_Task statement_
Look through the records that follow. Copy every line containing the word "신청기간에".
====== Record excerpts ======
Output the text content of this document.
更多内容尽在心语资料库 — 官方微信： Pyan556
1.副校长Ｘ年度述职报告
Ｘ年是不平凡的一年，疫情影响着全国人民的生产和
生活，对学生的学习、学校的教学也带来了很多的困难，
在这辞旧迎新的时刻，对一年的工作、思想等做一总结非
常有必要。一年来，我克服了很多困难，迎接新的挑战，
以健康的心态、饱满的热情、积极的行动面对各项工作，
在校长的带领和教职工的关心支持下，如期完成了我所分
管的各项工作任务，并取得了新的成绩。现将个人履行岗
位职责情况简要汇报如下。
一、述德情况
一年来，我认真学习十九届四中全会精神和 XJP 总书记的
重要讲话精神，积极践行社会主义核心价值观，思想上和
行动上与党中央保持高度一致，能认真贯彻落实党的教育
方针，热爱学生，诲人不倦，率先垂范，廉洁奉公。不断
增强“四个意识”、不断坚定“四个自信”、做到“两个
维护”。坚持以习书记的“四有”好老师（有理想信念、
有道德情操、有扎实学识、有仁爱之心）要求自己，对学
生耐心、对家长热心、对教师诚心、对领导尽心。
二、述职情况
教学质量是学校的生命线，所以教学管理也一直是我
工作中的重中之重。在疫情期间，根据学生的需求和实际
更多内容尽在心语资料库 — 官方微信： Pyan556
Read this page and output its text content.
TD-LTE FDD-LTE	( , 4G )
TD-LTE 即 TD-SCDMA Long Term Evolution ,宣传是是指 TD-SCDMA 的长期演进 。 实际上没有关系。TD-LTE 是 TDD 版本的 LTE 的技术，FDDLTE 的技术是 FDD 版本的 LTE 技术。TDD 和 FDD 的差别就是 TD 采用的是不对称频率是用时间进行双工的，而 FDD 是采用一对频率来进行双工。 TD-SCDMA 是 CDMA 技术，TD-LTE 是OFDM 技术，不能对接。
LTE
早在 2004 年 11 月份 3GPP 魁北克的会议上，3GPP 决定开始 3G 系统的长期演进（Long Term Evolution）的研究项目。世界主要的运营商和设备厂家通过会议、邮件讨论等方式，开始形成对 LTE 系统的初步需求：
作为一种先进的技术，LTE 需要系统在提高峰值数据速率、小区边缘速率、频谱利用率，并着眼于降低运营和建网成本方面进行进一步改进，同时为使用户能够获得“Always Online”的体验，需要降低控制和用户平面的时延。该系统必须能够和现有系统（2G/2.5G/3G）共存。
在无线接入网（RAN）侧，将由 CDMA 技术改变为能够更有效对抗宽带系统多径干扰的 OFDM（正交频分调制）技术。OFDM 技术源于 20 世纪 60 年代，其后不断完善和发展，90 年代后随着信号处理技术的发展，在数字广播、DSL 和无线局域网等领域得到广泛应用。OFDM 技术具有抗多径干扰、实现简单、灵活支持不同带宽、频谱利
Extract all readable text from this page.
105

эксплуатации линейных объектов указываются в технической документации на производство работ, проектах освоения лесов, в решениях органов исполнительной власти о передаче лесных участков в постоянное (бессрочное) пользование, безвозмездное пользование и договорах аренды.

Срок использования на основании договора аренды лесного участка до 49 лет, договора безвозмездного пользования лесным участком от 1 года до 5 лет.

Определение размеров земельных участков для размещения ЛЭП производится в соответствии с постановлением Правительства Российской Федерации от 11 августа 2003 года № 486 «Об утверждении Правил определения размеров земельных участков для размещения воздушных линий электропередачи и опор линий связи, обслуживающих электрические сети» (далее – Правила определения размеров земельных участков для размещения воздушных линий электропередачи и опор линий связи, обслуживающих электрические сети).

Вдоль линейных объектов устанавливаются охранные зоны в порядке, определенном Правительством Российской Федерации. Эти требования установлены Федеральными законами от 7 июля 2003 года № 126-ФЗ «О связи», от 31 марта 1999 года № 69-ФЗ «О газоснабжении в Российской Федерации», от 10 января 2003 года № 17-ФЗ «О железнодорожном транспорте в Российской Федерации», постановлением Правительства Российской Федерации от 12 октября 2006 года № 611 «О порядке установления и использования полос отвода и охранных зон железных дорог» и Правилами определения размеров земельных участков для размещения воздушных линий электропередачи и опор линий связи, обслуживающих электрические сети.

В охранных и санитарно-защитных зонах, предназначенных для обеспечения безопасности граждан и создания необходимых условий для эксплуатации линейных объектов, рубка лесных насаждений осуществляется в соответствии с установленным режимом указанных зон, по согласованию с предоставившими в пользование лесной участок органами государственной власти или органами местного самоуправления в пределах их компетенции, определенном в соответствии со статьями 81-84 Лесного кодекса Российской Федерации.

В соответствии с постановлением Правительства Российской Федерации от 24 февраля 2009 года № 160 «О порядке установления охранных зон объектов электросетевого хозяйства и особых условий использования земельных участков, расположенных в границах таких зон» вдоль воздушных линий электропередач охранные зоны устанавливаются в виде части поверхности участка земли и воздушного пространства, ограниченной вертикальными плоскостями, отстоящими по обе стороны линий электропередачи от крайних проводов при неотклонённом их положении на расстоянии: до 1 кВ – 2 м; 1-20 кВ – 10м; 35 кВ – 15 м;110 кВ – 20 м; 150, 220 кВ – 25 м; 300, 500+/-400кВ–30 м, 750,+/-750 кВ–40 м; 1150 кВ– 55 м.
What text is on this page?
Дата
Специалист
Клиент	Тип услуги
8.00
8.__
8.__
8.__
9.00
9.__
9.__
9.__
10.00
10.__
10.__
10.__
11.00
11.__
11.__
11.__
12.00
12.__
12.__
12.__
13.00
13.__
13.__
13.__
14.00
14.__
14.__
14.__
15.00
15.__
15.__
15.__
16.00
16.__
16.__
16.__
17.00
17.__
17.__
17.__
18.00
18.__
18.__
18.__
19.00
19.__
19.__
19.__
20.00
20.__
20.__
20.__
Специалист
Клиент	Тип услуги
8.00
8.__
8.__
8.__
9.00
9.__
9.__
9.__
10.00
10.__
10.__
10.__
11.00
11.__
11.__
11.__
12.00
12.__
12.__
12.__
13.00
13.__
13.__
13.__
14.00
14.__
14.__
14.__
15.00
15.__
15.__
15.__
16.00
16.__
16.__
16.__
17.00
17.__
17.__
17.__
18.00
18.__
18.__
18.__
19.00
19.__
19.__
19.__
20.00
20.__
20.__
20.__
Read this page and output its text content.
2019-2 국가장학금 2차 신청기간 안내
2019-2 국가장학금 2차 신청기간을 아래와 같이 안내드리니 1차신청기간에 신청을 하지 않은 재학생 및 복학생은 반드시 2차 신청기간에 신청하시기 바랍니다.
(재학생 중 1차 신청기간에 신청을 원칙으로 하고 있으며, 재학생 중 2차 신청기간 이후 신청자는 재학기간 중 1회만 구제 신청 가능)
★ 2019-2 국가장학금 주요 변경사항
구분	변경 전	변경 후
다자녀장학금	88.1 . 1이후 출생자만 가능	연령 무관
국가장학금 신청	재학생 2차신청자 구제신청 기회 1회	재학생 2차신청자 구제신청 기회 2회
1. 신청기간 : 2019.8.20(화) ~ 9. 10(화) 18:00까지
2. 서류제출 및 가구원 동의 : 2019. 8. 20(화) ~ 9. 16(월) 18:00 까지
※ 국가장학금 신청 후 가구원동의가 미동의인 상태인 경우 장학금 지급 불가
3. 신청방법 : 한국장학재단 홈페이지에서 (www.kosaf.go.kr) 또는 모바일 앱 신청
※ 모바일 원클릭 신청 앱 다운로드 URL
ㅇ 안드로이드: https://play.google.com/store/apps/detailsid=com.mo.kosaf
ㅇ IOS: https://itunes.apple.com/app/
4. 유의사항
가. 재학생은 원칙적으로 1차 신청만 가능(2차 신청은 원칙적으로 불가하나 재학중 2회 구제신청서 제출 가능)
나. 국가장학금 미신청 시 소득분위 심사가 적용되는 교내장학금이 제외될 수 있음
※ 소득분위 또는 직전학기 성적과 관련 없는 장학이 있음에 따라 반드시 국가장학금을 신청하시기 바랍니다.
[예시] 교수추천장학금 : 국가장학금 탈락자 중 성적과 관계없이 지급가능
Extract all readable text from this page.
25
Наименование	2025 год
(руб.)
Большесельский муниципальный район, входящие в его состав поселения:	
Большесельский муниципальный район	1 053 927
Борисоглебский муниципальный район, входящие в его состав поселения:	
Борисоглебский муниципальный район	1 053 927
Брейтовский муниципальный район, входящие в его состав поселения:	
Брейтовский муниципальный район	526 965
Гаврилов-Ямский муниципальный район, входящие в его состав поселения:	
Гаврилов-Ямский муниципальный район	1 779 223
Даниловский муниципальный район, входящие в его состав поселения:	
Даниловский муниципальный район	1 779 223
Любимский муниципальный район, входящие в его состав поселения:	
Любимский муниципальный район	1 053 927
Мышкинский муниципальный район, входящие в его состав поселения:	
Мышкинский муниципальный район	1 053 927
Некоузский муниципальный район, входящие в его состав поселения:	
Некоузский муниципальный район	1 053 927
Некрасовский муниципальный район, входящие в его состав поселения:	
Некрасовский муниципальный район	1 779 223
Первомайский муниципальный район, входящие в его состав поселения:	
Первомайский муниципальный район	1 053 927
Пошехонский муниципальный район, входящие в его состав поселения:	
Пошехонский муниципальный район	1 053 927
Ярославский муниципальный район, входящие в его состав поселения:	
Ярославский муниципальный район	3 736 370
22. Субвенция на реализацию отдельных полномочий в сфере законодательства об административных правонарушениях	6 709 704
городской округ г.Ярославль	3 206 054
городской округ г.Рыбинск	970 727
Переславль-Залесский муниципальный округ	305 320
======
_Exercise solution_
2019-2 국가장학금 2차 신청기간을 아래와 같이 안내드리니 1차신청기간에 신청을 하지 않은 재학생 및 복학생은 반드시 2차 신청기간에 신청하시기 바랍니다.
(재학생 중 1차 신청기간에 신청을 원칙으로 하고 있으며, 재학생 중 2차 신청기간 이후 신청자는 재학기간 중 1회만 구제 신청 가능)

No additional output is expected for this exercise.